Job :: Could you write out every entry exactly as it stands?

______

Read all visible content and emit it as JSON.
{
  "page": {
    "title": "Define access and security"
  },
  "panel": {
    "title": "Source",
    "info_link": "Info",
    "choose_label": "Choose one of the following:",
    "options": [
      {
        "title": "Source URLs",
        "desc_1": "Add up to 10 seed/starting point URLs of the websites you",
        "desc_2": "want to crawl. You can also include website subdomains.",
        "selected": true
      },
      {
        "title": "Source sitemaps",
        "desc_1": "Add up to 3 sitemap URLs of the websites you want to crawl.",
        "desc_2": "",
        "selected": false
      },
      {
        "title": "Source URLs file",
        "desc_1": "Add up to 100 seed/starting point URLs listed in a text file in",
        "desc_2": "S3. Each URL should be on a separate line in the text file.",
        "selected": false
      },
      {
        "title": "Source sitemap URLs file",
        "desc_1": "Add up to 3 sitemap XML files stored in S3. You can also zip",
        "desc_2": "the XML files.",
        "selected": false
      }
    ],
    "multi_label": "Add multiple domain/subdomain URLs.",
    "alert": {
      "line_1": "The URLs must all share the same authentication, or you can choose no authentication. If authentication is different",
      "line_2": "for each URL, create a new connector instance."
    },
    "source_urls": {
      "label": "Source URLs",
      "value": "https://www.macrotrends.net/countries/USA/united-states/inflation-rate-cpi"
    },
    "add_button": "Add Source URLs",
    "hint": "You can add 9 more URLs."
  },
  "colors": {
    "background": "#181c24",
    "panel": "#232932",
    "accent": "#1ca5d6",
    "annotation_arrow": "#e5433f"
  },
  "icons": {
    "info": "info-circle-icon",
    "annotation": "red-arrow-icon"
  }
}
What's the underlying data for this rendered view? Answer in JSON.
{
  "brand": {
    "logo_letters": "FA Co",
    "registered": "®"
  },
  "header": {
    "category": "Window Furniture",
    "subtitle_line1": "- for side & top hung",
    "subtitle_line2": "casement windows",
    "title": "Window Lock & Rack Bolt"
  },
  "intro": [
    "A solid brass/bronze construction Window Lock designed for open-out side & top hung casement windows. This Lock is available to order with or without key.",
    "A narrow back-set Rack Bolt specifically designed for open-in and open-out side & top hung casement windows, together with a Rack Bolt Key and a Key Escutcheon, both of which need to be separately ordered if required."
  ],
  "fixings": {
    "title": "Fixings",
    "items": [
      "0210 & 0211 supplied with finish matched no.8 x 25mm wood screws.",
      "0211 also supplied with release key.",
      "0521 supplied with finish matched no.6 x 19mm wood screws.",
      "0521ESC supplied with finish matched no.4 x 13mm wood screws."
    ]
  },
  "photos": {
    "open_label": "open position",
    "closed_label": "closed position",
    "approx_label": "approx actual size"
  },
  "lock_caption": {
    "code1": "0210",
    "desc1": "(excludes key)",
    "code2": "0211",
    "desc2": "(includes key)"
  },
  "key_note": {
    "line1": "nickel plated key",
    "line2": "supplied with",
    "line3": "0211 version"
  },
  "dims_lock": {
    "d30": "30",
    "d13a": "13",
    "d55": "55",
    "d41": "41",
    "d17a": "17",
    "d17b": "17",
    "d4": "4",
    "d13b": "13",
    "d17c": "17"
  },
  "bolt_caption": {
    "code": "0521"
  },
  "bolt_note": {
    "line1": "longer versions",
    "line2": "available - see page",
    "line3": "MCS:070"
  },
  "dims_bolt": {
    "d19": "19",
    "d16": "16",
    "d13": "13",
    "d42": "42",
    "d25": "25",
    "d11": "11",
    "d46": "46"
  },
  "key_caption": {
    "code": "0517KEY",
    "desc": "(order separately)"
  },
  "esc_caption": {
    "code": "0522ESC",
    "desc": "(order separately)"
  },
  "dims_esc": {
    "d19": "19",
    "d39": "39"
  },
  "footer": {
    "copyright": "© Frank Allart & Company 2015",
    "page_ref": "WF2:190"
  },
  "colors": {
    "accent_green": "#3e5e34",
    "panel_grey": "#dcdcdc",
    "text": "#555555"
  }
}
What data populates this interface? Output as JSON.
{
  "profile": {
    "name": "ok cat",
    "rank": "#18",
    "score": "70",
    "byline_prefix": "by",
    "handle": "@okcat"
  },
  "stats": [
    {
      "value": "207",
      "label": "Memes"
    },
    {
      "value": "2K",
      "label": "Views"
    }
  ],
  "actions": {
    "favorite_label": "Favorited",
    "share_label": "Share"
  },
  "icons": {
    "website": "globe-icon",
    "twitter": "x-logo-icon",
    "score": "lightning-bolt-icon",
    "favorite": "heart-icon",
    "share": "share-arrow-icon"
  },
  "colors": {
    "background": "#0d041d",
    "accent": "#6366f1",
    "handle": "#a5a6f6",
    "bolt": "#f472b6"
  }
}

______

Exercise output ::
Read all visible content and emit it as JSON.
{
  "page": {
    "title": "Define access and security"
  },
  "panel": {
    "title": "Source",
    "info_link": "Info",
    "choose_label": "Choose one of the following:",
    "options": [
      {
        "title": "Source URLs",
        "desc_1": "Add up to 10 seed/starting point URLs of the websites you",
        "desc_2": "want to crawl. You can also include website subdomains.",
        "selected": true
      },
      {
        "title": "Source sitemaps",
        "desc_1": "Add up to 3 sitemap URLs of the websites you want to crawl.",
        "desc_2": "",
        "selected": false
      },
      {
        "title": "Source URLs file",
        "desc_1": "Add up to 100 seed/starting point URLs listed in a text file in",
        "desc_2": "S3. Each URL should be on a separate line in the text file.",
        "selected": false
      },
      {
        "title": "Source sitemap URLs file",
        "desc_1": "Add up to 3 sitemap XML files stored in S3. You can also zip",
        "desc_2": "the XML files.",
        "selected": false
      }
    ],
    "multi_label": "Add multiple domain/subdomain URLs.",
    "alert": {
      "line_1": "The URLs must all share the same authentication, or you can choose no authentication. If authentication is different",
      "line_2": "for each URL, create a new connector instance."
    },
    "source_urls": {
      "label": "Source URLs",
      "value": "https://www.macrotrends.net/countries/USA/united-states/inflation-rate-cpi"
    },
    "add_button": "Add Source URLs",
    "hint": "You can add 9 more URLs."
  },
  "colors": {
    "background": "#181c24",
    "panel": "#232932",
    "accent": "#1ca5d6",
    "annotation_arrow": "#e5433f"
  },
  "icons": {
    "info": "info-circle-icon",
    "annotation": "red-arrow-icon"
  }
}
What's the underlying data for this rendered view? Answer in JSON.
{
  "brand": {
    "logo_letters": "FA Co",
    "registered": "®"
  },
  "header": {
    "category": "Window Furniture",
    "subtitle_line1": "- for side & top hung",
    "subtitle_line2": "casement windows",
    "title": "Window Lock & Rack Bolt"
  },
  "intro": [
    "A solid brass/bronze construction Window Lock designed for open-out side & top hung casement windows. This Lock is available to order with or without key.",
    "A narrow back-set Rack Bolt specifically designed for open-in and open-out side & top hung casement windows, together with a Rack Bolt Key and a Key Escutcheon, both of which need to be separately ordered if required."
  ],
  "fixings": {
    "title": "Fixings",
    "items": [
      "0210 & 0211 supplied with finish matched no.8 x 25mm wood screws.",
      "0211 also supplied with release key.",
      "0521 supplied with finish matched no.6 x 19mm wood screws.",
      "0521ESC supplied with finish matched no.4 x 13mm wood screws."
    ]
  },
  "photos": {
    "open_label": "open position",
    "closed_label": "closed position",
    "approx_label": "approx actual size"
  },
  "lock_caption": {
    "code1": "0210",
    "desc1": "(excludes key)",
    "code2": "0211",
    "desc2": "(includes key)"
  },
  "key_note": {
    "line1": "nickel plated key",
    "line2": "supplied with",
    "line3": "0211 version"
  },
  "dims_lock": {
    "d30": "30",
    "d13a": "13",
    "d55": "55",
    "d41": "41",
    "d17a": "17",
    "d17b": "17",
    "d4": "4",
    "d13b": "13",
    "d17c": "17"
  },
  "bolt_caption": {
    "code": "0521"
  },
  "bolt_note": {
    "line1": "longer versions",
    "line2": "available - see page",
    "line3": "MCS:070"
  },
  "dims_bolt": {
    "d19": "19",
    "d16": "16",
    "d13": "13",
    "d42": "42",
    "d25": "25",
    "d11": "11",
    "d46": "46"
  },
  "key_caption": {
    "code": "0517KEY",
    "desc": "(order separately)"
  },
  "esc_caption": {
    "code": "0522ESC",
    "desc": "(order separately)"
  },
  "dims_esc": {
    "d19": "19",
    "d39": "39"
  },
  "footer": {
    "copyright": "© Frank Allart & Company 2015",
    "page_ref": "WF2:190"
  },
  "colors": {
    "accent_green": "#3e5e34",
    "panel_grey": "#dcdcdc",
    "text": "#555555"
  }
}
What data populates this interface? Output as JSON.
{
  "profile": {
    "name": "ok cat",
    "rank": "#18",
    "score": "70",
    "byline_prefix": "by",
    "handle": "@okcat"
  },
  "stats": [
    {
      "value": "207",
      "label": "Memes"
    },
    {
      "value": "2K",
      "label": "Views"
    }
  ],
  "actions": {
    "favorite_label": "Favorited",
    "share_label": "Share"
  },
  "icons": {
    "website": "globe-icon",
    "twitter": "x-logo-icon",
    "score": "lightning-bolt-icon",
    "favorite": "heart-icon",
    "share": "share-arrow-icon"
  },
  "colors": {
    "background": "#0d041d",
    "accent": "#6366f1",
    "handle": "#a5a6f6",
    "bolt": "#f472b6"
  }
}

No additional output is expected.